Data extracted from a collection
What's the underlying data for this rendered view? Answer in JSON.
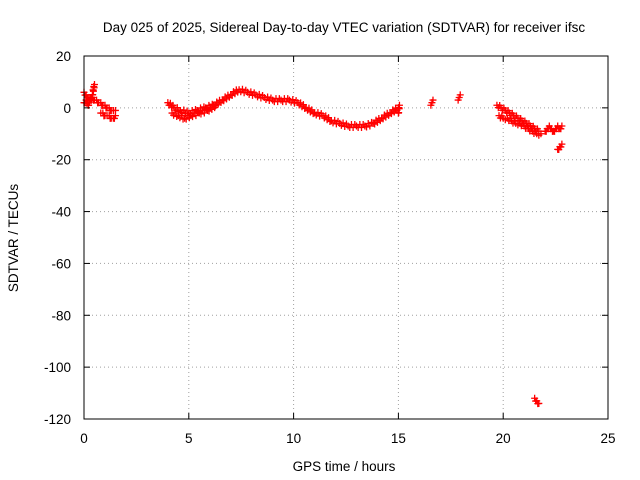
{
  "chart_data": {
    "type": "scatter",
    "title": "Day 025 of 2025, Sidereal Day-to-day VTEC variation (SDTVAR) for receiver ifsc",
    "xlabel": "GPS time / hours",
    "ylabel": "SDTVAR / TECUs",
    "xlim": [
      0,
      25
    ],
    "ylim": [
      -120,
      20
    ],
    "xticks": [
      0,
      5,
      10,
      15,
      20,
      25
    ],
    "yticks": [
      -120,
      -100,
      -80,
      -60,
      -40,
      -20,
      0,
      20
    ],
    "xtick_labels": [
      "0",
      "5",
      "10",
      "15",
      "20",
      "25"
    ],
    "ytick_labels": [
      "-120",
      "-100",
      "-80",
      "-60",
      "-40",
      "-20",
      "0",
      "20"
    ],
    "grid": true,
    "marker": "plus",
    "color": "#ff0000",
    "series": [
      {
        "name": "SDTVAR",
        "segments": [
          {
            "x": [
              0.0,
              0.1,
              0.2,
              0.3,
              0.4,
              0.5,
              0.6,
              0.7,
              0.8,
              0.9,
              1.0,
              1.1,
              1.2,
              1.3,
              1.4,
              1.5
            ],
            "y": [
              6,
              5,
              4,
              3,
              4,
              3,
              3,
              2,
              2,
              1,
              1,
              0,
              0,
              -1,
              -1,
              -1
            ]
          },
          {
            "x": [
              0.0,
              0.1,
              0.2,
              0.3,
              0.4,
              0.5
            ],
            "y": [
              2,
              3,
              1,
              4,
              5,
              9
            ]
          },
          {
            "x": [
              0.8,
              0.9,
              1.0,
              1.1,
              1.2,
              1.3,
              1.4,
              1.5
            ],
            "y": [
              -2,
              -2,
              -3,
              -3,
              -3,
              -4,
              -4,
              -3
            ]
          },
          {
            "x": [
              4.0,
              4.3,
              4.6,
              5.0,
              5.4,
              5.8,
              6.2,
              6.6,
              7.0,
              7.4,
              7.8,
              8.2,
              8.6,
              9.0,
              9.4,
              9.8,
              10.2,
              10.6,
              11.0,
              11.4,
              11.8,
              12.2,
              12.6,
              13.0,
              13.4,
              13.8,
              14.2,
              14.6,
              15.0
            ],
            "y": [
              2,
              0,
              -1,
              -2,
              -1,
              0,
              1,
              3,
              5,
              7,
              6,
              5,
              4,
              3,
              3,
              3,
              2,
              0,
              -2,
              -3,
              -5,
              -6,
              -7,
              -7,
              -7,
              -6,
              -4,
              -2,
              0
            ]
          },
          {
            "x": [
              4.2,
              4.5,
              4.8,
              5.1,
              5.5,
              5.9,
              6.3
            ],
            "y": [
              -2,
              -3,
              -4,
              -3,
              -2,
              -1,
              1
            ]
          },
          {
            "x": [
              15.0,
              15.05
            ],
            "y": [
              -2,
              1
            ]
          },
          {
            "x": [
              16.55,
              16.6,
              16.65
            ],
            "y": [
              1,
              2,
              3
            ]
          },
          {
            "x": [
              17.85,
              17.9,
              17.95
            ],
            "y": [
              3,
              4,
              5
            ]
          },
          {
            "x": [
              19.7,
              19.9,
              20.1,
              20.3,
              20.5,
              20.7,
              20.9,
              21.1,
              21.3,
              21.5,
              21.7
            ],
            "y": [
              1,
              0,
              -1,
              -2,
              -3,
              -4,
              -5,
              -6,
              -7,
              -8,
              -9
            ]
          },
          {
            "x": [
              19.8,
              20.0,
              20.2,
              20.4,
              20.6,
              20.8,
              21.0,
              21.2,
              21.4,
              21.6,
              21.8
            ],
            "y": [
              -3,
              -4,
              -4,
              -5,
              -6,
              -6,
              -7,
              -8,
              -9,
              -10,
              -10
            ]
          },
          {
            "x": [
              22.0,
              22.1,
              22.2,
              22.3,
              22.4,
              22.5,
              22.6,
              22.7,
              22.8
            ],
            "y": [
              -9,
              -8,
              -7,
              -8,
              -9,
              -8,
              -7,
              -8,
              -7
            ]
          },
          {
            "x": [
              22.6,
              22.7,
              22.8
            ],
            "y": [
              -16,
              -15,
              -14
            ]
          },
          {
            "x": [
              21.5,
              21.6,
              21.7
            ],
            "y": [
              -112,
              -113,
              -114
            ]
          }
        ]
      }
    ]
  }
}
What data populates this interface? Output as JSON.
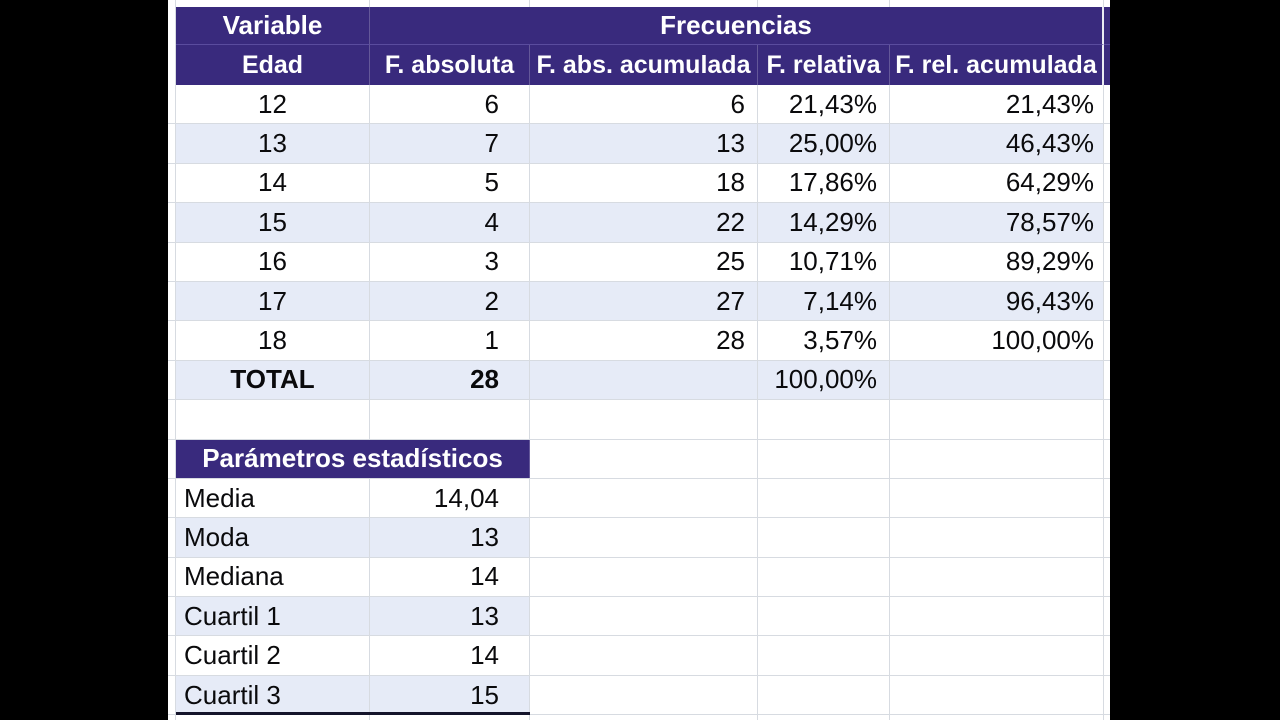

STATED PROBLEM
Except for the pictures, reproduce every line exactly.

EXERCISE RESULT
What's the underlying data for this rendered view? Answer in JSON.
{
  "chart_data": {
    "type": "scatter",
    "title": "Day 025 of 2025, Sidereal Day-to-day VTEC variation (SDTVAR) for receiver ifsc",
    "xlabel": "GPS time / hours",
    "ylabel": "SDTVAR / TECUs",
    "xlim": [
      0,
      25
    ],
    "ylim": [
      -120,
      20
    ],
    "xticks": [
      0,
      5,
      10,
      15,
      20,
      25
    ],
    "yticks": [
      -120,
      -100,
      -80,
      -60,
      -40,
      -20,
      0,
      20
    ],
    "xtick_labels": [
      "0",
      "5",
      "10",
      "15",
      "20",
      "25"
    ],
    "ytick_labels": [
      "-120",
      "-100",
      "-80",
      "-60",
      "-40",
      "-20",
      "0",
      "20"
    ],
    "grid": true,
    "marker": "plus",
    "color": "#ff0000",
    "series": [
      {
        "name": "SDTVAR",
        "segments": [
          {
            "x": [
              0.0,
              0.1,
              0.2,
              0.3,
              0.4,
              0.5,
              0.6,
              0.7,
              0.8,
              0.9,
              1.0,
              1.1,
              1.2,
              1.3,
              1.4,
              1.5
            ],
            "y": [
              6,
              5,
              4,
              3,
              4,
              3,
              3,
              2,
              2,
              1,
              1,
              0,
              0,
              -1,
              -1,
              -1
            ]
          },
          {
            "x": [
              0.0,
              0.1,
              0.2,
              0.3,
              0.4,
              0.5
            ],
            "y": [
              2,
              3,
              1,
              4,
              5,
              9
            ]
          },
          {
            "x": [
              0.8,
              0.9,
              1.0,
              1.1,
              1.2,
              1.3,
              1.4,
              1.5
            ],
            "y": [
              -2,
              -2,
              -3,
              -3,
              -3,
              -4,
              -4,
              -3
            ]
          },
          {
            "x": [
              4.0,
              4.3,
              4.6,
              5.0,
              5.4,
              5.8,
              6.2,
              6.6,
              7.0,
              7.4,
              7.8,
              8.2,
              8.6,
              9.0,
              9.4,
              9.8,
              10.2,
              10.6,
              11.0,
              11.4,
              11.8,
              12.2,
              12.6,
              13.0,
              13.4,
              13.8,
              14.2,
              14.6,
              15.0
            ],
            "y": [
              2,
              0,
              -1,
              -2,
              -1,
              0,
              1,
              3,
              5,
              7,
              6,
              5,
              4,
              3,
              3,
              3,
              2,
              0,
              -2,
              -3,
              -5,
              -6,
              -7,
              -7,
              -7,
              -6,
              -4,
              -2,
              0
            ]
          },
          {
            "x": [
              4.2,
              4.5,
              4.8,
              5.1,
              5.5,
              5.9,
              6.3
            ],
            "y": [
              -2,
              -3,
              -4,
              -3,
              -2,
              -1,
              1
            ]
          },
          {
            "x": [
              15.0,
              15.05
            ],
            "y": [
              -2,
              1
            ]
          },
          {
            "x": [
              16.55,
              16.6,
              16.65
            ],
            "y": [
              1,
              2,
              3
            ]
          },
          {
            "x": [
              17.85,
              17.9,
              17.95
            ],
            "y": [
              3,
              4,
              5
            ]
          },
          {
            "x": [
              19.7,
              19.9,
              20.1,
              20.3,
              20.5,
              20.7,
              20.9,
              21.1,
              21.3,
              21.5,
              21.7
            ],
            "y": [
              1,
              0,
              -1,
              -2,
              -3,
              -4,
              -5,
              -6,
              -7,
              -8,
              -9
            ]
          },
          {
            "x": [
              19.8,
              20.0,
              20.2,
              20.4,
              20.6,
              20.8,
              21.0,
              21.2,
              21.4,
              21.6,
              21.8
            ],
            "y": [
              -3,
              -4,
              -4,
              -5,
              -6,
              -6,
              -7,
              -8,
              -9,
              -10,
              -10
            ]
          },
          {
            "x": [
              22.0,
              22.1,
              22.2,
              22.3,
              22.4,
              22.5,
              22.6,
              22.7,
              22.8
            ],
            "y": [
              -9,
              -8,
              -7,
              -8,
              -9,
              -8,
              -7,
              -8,
              -7
            ]
          },
          {
            "x": [
              22.6,
              22.7,
              22.8
            ],
            "y": [
              -16,
              -15,
              -14
            ]
          },
          {
            "x": [
              21.5,
              21.6,
              21.7
            ],
            "y": [
              -112,
              -113,
              -114
            ]
          }
        ]
      }
    ]
  }
}
What data populates this interface? Output as JSON.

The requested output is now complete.